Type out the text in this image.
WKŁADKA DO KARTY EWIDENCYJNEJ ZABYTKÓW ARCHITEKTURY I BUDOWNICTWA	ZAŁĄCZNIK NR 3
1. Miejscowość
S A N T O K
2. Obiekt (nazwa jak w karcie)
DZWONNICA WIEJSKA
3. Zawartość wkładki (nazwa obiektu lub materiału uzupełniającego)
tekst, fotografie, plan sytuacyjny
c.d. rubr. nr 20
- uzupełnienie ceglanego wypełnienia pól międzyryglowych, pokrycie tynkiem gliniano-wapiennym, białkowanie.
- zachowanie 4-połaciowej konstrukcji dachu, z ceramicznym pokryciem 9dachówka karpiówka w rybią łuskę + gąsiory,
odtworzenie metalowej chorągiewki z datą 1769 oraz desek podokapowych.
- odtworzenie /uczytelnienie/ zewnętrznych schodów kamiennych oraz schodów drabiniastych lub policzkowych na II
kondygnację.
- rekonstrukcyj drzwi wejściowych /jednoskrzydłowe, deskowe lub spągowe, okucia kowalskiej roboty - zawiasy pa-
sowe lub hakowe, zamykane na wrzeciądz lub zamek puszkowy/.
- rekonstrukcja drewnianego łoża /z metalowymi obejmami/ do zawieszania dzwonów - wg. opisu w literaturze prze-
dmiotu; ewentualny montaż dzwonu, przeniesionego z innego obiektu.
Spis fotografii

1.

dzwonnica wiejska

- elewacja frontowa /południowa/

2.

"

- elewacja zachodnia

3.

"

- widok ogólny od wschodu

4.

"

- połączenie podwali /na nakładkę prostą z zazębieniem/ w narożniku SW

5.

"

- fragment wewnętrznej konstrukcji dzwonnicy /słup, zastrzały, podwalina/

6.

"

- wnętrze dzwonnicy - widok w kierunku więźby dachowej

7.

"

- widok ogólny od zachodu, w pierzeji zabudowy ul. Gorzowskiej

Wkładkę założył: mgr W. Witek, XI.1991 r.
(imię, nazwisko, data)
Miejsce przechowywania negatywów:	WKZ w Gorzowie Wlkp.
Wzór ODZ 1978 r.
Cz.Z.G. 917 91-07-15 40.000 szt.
⁂
GIVEN EXERCISE
Count how many lines of the data include the word "obiektu". Your reply should be that number alone.

OUTPUT OF THE EXERCISE
2